EXTRACTED RECORDS –
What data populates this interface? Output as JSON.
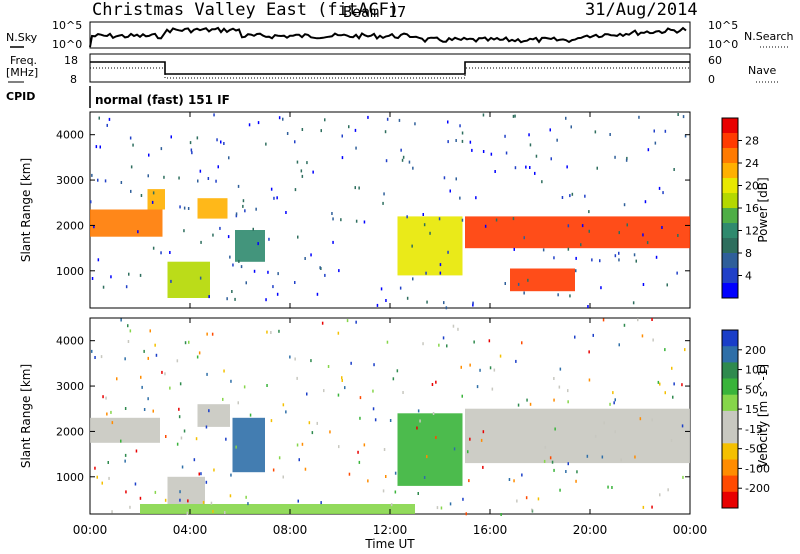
{
  "header": {
    "station": "Christmas Valley East (fitACF)",
    "beam": "Beam 17",
    "date": "31/Aug/2014"
  },
  "top_strips": {
    "nsky_label": "N.Sky",
    "nsky_ticks": [
      "10^5",
      "10^0"
    ],
    "nsearch_label": "N.Search",
    "nsearch_ticks": [
      "10^5",
      "10^0"
    ],
    "freq_label_line1": "Freq.",
    "freq_label_line2": "[MHz]",
    "freq_ticks": [
      "18",
      "8"
    ],
    "nave_label": "Nave",
    "nave_ticks": [
      "60",
      "0"
    ],
    "cpid_label": "CPID",
    "cpid_value": "normal (fast) 151 IF"
  },
  "chart_data": [
    {
      "type": "heatmap",
      "panel": "power",
      "ylabel": "Slant Range [km]",
      "xlabel": "",
      "colorbar_label": "Power [dB]",
      "colorbar_ticks": [
        "28",
        "24",
        "20",
        "16",
        "12",
        "8",
        "4"
      ],
      "colorbar_colors": [
        "#e80000",
        "#ff3a00",
        "#ff7a00",
        "#ffb000",
        "#e8e800",
        "#b4d800",
        "#4fae46",
        "#2f8a6e",
        "#2e6e5e",
        "#2f5f9a",
        "#2040c8",
        "#0000ff"
      ],
      "yticks": [
        "4000",
        "3000",
        "2000",
        "1000"
      ],
      "ylim": [
        180,
        4500
      ],
      "xlim": [
        0,
        24
      ],
      "features": [
        {
          "t0": 0.0,
          "t1": 2.9,
          "r0": 1750,
          "r1": 2350,
          "level": 25
        },
        {
          "t0": 2.3,
          "t1": 3.0,
          "r0": 2350,
          "r1": 2800,
          "level": 22
        },
        {
          "t0": 4.3,
          "t1": 5.5,
          "r0": 2150,
          "r1": 2600,
          "level": 22
        },
        {
          "t0": 5.8,
          "t1": 7.0,
          "r0": 1200,
          "r1": 1900,
          "level": 12
        },
        {
          "t0": 3.1,
          "t1": 4.8,
          "r0": 400,
          "r1": 1200,
          "level": 16
        },
        {
          "t0": 12.3,
          "t1": 14.9,
          "r0": 900,
          "r1": 2200,
          "level": 20
        },
        {
          "t0": 15.0,
          "t1": 24.0,
          "r0": 1500,
          "r1": 2200,
          "level": 26
        },
        {
          "t0": 16.8,
          "t1": 19.4,
          "r0": 550,
          "r1": 1050,
          "level": 28
        }
      ]
    },
    {
      "type": "heatmap",
      "panel": "velocity",
      "ylabel": "Slant Range [km]",
      "xlabel": "Time UT",
      "colorbar_label": "Velocity [m s^-1]",
      "colorbar_ticks": [
        "200",
        "100",
        "50",
        "15",
        "-15",
        "-50",
        "-100",
        "-200"
      ],
      "colorbar_colors": [
        "#1a3ec8",
        "#2f6fa8",
        "#2f8a4e",
        "#39b43a",
        "#86d64a",
        "#c8c8c0",
        "#c8c8c0",
        "#f4c000",
        "#ff8c00",
        "#ff4a00",
        "#e80000"
      ],
      "yticks": [
        "4000",
        "3000",
        "2000",
        "1000"
      ],
      "xticks": [
        "00:00",
        "04:00",
        "08:00",
        "12:00",
        "16:00",
        "20:00",
        "00:00"
      ],
      "ylim": [
        180,
        4500
      ],
      "xlim": [
        0,
        24
      ],
      "features": [
        {
          "t0": 0.0,
          "t1": 2.8,
          "r0": 1750,
          "r1": 2300,
          "velocity": 0
        },
        {
          "t0": 4.3,
          "t1": 5.6,
          "r0": 2100,
          "r1": 2600,
          "velocity": 0
        },
        {
          "t0": 5.7,
          "t1": 7.0,
          "r0": 1100,
          "r1": 2300,
          "velocity": 80
        },
        {
          "t0": 3.1,
          "t1": 4.6,
          "r0": 400,
          "r1": 1000,
          "velocity": 0
        },
        {
          "t0": 12.3,
          "t1": 14.9,
          "r0": 800,
          "r1": 2400,
          "velocity": 40
        },
        {
          "t0": 15.0,
          "t1": 24.0,
          "r0": 1300,
          "r1": 2500,
          "velocity": 0
        },
        {
          "t0": 2.0,
          "t1": 13.0,
          "r0": 180,
          "r1": 400,
          "velocity": 30
        }
      ]
    }
  ]
}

WHAT THE EXERCISE ASKS –
Leave out the pictures and transcribe the entries above exactly.

RESPONSE –
What data populates this interface? Output as JSON.
{
  "header": {
    "station": "Christmas Valley East (fitACF)",
    "beam": "Beam 17",
    "date": "31/Aug/2014"
  },
  "top_strips": {
    "nsky_label": "N.Sky",
    "nsky_ticks": [
      "10^5",
      "10^0"
    ],
    "nsearch_label": "N.Search",
    "nsearch_ticks": [
      "10^5",
      "10^0"
    ],
    "freq_label_line1": "Freq.",
    "freq_label_line2": "[MHz]",
    "freq_ticks": [
      "18",
      "8"
    ],
    "nave_label": "Nave",
    "nave_ticks": [
      "60",
      "0"
    ],
    "cpid_label": "CPID",
    "cpid_value": "normal (fast) 151 IF"
  },
  "chart_data": [
    {
      "type": "heatmap",
      "panel": "power",
      "ylabel": "Slant Range [km]",
      "xlabel": "",
      "colorbar_label": "Power [dB]",
      "colorbar_ticks": [
        "28",
        "24",
        "20",
        "16",
        "12",
        "8",
        "4"
      ],
      "colorbar_colors": [
        "#e80000",
        "#ff3a00",
        "#ff7a00",
        "#ffb000",
        "#e8e800",
        "#b4d800",
        "#4fae46",
        "#2f8a6e",
        "#2e6e5e",
        "#2f5f9a",
        "#2040c8",
        "#0000ff"
      ],
      "yticks": [
        "4000",
        "3000",
        "2000",
        "1000"
      ],
      "ylim": [
        180,
        4500
      ],
      "xlim": [
        0,
        24
      ],
      "features": [
        {
          "t0": 0.0,
          "t1": 2.9,
          "r0": 1750,
          "r1": 2350,
          "level": 25
        },
        {
          "t0": 2.3,
          "t1": 3.0,
          "r0": 2350,
          "r1": 2800,
          "level": 22
        },
        {
          "t0": 4.3,
          "t1": 5.5,
          "r0": 2150,
          "r1": 2600,
          "level": 22
        },
        {
          "t0": 5.8,
          "t1": 7.0,
          "r0": 1200,
          "r1": 1900,
          "level": 12
        },
        {
          "t0": 3.1,
          "t1": 4.8,
          "r0": 400,
          "r1": 1200,
          "level": 16
        },
        {
          "t0": 12.3,
          "t1": 14.9,
          "r0": 900,
          "r1": 2200,
          "level": 20
        },
        {
          "t0": 15.0,
          "t1": 24.0,
          "r0": 1500,
          "r1": 2200,
          "level": 26
        },
        {
          "t0": 16.8,
          "t1": 19.4,
          "r0": 550,
          "r1": 1050,
          "level": 28
        }
      ]
    },
    {
      "type": "heatmap",
      "panel": "velocity",
      "ylabel": "Slant Range [km]",
      "xlabel": "Time UT",
      "colorbar_label": "Velocity [m s^-1]",
      "colorbar_ticks": [
        "200",
        "100",
        "50",
        "15",
        "-15",
        "-50",
        "-100",
        "-200"
      ],
      "colorbar_colors": [
        "#1a3ec8",
        "#2f6fa8",
        "#2f8a4e",
        "#39b43a",
        "#86d64a",
        "#c8c8c0",
        "#c8c8c0",
        "#f4c000",
        "#ff8c00",
        "#ff4a00",
        "#e80000"
      ],
      "yticks": [
        "4000",
        "3000",
        "2000",
        "1000"
      ],
      "xticks": [
        "00:00",
        "04:00",
        "08:00",
        "12:00",
        "16:00",
        "20:00",
        "00:00"
      ],
      "ylim": [
        180,
        4500
      ],
      "xlim": [
        0,
        24
      ],
      "features": [
        {
          "t0": 0.0,
          "t1": 2.8,
          "r0": 1750,
          "r1": 2300,
          "velocity": 0
        },
        {
          "t0": 4.3,
          "t1": 5.6,
          "r0": 2100,
          "r1": 2600,
          "velocity": 0
        },
        {
          "t0": 5.7,
          "t1": 7.0,
          "r0": 1100,
          "r1": 2300,
          "velocity": 80
        },
        {
          "t0": 3.1,
          "t1": 4.6,
          "r0": 400,
          "r1": 1000,
          "velocity": 0
        },
        {
          "t0": 12.3,
          "t1": 14.9,
          "r0": 800,
          "r1": 2400,
          "velocity": 40
        },
        {
          "t0": 15.0,
          "t1": 24.0,
          "r0": 1300,
          "r1": 2500,
          "velocity": 0
        },
        {
          "t0": 2.0,
          "t1": 13.0,
          "r0": 180,
          "r1": 400,
          "velocity": 30
        }
      ]
    }
  ]
}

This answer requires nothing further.